*What is asked:* Below is a listing. Gather each line of it that contains "блочных".

*Material for the task:*
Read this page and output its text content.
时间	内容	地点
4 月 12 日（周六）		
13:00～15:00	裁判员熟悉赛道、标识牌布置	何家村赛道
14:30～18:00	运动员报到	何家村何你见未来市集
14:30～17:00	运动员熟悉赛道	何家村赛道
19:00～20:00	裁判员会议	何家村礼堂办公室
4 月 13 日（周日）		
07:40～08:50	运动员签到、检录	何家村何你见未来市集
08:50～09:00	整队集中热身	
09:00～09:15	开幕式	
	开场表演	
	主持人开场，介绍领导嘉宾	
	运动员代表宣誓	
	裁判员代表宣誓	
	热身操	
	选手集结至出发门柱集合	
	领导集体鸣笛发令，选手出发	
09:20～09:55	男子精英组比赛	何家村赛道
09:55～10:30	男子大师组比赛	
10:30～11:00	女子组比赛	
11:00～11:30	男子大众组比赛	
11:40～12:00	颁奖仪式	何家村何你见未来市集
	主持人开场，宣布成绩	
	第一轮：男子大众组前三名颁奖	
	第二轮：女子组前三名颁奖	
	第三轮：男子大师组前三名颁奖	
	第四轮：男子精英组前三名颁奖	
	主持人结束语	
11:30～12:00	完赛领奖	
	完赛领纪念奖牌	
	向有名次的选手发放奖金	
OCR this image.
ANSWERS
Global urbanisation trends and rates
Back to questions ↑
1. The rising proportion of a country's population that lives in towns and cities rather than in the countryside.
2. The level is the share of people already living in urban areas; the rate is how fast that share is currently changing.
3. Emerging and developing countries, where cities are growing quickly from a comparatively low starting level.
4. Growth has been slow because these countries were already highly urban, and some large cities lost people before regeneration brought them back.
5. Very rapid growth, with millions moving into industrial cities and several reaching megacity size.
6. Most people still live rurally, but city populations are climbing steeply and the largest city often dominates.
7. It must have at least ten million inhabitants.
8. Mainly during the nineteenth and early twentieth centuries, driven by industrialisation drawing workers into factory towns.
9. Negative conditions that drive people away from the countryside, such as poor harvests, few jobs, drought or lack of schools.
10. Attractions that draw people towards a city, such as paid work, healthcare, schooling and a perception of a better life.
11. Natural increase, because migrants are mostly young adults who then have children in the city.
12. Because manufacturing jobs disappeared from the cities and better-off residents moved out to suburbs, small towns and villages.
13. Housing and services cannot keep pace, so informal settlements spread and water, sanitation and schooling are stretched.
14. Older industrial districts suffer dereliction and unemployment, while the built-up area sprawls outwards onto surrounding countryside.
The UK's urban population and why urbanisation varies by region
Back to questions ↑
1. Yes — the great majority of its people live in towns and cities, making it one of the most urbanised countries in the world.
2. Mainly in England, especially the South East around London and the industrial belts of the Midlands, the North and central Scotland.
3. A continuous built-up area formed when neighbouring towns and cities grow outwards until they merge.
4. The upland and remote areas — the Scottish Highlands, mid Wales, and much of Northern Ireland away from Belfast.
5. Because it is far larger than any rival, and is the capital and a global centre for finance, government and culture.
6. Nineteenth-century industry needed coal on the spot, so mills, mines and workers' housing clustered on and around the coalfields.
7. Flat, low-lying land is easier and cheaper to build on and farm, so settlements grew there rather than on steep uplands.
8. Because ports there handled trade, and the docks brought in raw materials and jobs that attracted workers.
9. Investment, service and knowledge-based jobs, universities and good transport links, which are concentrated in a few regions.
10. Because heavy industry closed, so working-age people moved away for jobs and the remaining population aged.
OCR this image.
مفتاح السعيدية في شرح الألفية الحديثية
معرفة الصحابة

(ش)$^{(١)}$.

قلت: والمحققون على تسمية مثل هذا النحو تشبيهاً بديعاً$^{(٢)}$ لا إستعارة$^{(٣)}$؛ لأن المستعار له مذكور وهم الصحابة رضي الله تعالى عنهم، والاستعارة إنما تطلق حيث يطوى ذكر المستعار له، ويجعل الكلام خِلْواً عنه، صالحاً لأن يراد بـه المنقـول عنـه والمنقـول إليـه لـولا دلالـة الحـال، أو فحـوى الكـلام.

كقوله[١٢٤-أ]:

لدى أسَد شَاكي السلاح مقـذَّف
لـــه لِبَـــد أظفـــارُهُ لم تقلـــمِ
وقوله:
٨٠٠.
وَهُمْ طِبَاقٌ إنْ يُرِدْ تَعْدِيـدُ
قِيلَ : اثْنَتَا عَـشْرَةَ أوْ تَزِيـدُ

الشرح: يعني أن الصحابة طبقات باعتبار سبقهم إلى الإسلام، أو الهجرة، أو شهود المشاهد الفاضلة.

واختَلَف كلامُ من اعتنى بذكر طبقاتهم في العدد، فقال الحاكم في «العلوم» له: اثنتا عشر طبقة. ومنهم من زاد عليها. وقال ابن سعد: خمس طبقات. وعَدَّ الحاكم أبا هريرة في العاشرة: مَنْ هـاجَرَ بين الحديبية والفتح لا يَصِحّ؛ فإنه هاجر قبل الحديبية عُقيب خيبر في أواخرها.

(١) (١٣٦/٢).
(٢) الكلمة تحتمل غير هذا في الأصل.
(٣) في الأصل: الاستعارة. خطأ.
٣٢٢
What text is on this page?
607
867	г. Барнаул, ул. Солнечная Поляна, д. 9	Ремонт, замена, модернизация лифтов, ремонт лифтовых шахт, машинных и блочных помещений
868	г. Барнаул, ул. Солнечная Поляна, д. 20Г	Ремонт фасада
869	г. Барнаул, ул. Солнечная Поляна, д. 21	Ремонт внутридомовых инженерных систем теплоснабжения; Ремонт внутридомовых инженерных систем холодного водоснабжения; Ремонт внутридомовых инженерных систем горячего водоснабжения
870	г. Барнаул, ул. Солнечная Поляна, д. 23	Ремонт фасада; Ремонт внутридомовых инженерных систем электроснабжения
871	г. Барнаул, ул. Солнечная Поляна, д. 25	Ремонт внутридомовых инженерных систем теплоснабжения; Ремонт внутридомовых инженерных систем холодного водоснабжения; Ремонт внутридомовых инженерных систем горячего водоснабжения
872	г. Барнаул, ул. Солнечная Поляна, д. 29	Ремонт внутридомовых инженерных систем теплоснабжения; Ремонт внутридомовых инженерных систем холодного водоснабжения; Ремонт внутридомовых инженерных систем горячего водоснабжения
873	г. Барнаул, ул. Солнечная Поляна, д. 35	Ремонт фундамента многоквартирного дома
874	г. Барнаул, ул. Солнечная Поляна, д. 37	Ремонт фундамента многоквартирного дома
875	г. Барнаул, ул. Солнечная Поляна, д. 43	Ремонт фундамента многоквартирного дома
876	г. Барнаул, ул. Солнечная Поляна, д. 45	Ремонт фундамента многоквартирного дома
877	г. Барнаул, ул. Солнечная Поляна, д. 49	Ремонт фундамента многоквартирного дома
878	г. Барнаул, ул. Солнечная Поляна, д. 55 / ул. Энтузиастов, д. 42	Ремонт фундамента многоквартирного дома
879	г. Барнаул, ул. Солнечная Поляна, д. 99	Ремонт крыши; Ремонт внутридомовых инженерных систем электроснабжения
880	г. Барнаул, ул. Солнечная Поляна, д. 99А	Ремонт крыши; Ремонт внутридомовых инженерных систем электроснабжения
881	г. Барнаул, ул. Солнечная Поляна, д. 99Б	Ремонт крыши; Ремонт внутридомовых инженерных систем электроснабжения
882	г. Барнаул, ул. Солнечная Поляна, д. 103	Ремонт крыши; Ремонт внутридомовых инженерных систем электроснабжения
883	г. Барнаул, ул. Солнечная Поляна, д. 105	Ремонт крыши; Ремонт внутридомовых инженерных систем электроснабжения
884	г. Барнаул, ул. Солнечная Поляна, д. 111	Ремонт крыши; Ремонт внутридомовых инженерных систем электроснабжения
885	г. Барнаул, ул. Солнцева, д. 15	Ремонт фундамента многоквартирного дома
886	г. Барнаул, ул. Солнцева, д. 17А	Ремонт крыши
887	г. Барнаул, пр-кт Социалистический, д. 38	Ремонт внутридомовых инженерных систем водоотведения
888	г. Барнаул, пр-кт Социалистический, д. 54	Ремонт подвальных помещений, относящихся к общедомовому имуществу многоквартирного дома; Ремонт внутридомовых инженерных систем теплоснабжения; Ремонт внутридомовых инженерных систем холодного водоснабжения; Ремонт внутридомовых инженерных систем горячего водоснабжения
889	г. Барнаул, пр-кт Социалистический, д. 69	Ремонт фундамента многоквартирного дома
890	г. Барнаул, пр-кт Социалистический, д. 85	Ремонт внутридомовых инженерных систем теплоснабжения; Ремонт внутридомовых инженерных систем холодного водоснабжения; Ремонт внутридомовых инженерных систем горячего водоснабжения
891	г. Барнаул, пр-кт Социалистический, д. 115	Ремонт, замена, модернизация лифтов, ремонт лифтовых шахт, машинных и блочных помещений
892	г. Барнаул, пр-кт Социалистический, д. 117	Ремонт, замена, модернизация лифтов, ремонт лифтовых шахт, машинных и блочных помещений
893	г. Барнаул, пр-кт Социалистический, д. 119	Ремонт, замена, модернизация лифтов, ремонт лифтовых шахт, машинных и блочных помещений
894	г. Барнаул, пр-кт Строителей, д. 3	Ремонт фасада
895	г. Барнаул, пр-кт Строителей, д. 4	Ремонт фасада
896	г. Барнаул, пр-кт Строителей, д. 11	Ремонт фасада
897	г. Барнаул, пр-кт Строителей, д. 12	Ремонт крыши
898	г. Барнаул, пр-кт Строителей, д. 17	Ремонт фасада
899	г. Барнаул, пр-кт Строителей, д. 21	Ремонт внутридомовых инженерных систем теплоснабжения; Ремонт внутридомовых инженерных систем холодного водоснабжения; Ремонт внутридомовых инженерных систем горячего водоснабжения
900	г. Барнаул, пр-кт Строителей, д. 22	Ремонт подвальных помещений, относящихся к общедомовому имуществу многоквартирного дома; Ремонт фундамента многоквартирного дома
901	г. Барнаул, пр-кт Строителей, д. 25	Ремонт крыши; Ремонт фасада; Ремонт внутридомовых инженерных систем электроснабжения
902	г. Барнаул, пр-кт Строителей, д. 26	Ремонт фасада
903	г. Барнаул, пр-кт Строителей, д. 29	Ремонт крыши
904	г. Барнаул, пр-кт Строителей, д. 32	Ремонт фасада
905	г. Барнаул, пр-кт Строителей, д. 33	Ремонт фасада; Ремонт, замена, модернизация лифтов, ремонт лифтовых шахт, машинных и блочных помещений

*Result below:*
867	г. Барнаул, ул. Солнечная Поляна, д. 9	Ремонт, замена, модернизация лифтов, ремонт лифтовых шахт, машинных и блочных помещений
891	г. Барнаул, пр-кт Социалистический, д. 115	Ремонт, замена, модернизация лифтов, ремонт лифтовых шахт, машинных и блочных помещений
892	г. Барнаул, пр-кт Социалистический, д. 117	Ремонт, замена, модернизация лифтов, ремонт лифтовых шахт, машинных и блочных помещений
893	г. Барнаул, пр-кт Социалистический, д. 119	Ремонт, замена, модернизация лифтов, ремонт лифтовых шахт, машинных и блочных помещений
905	г. Барнаул, пр-кт Строителей, д. 33	Ремонт фасада; Ремонт, замена, модернизация лифтов, ремонт лифтовых шахт, машинных и блочных помещений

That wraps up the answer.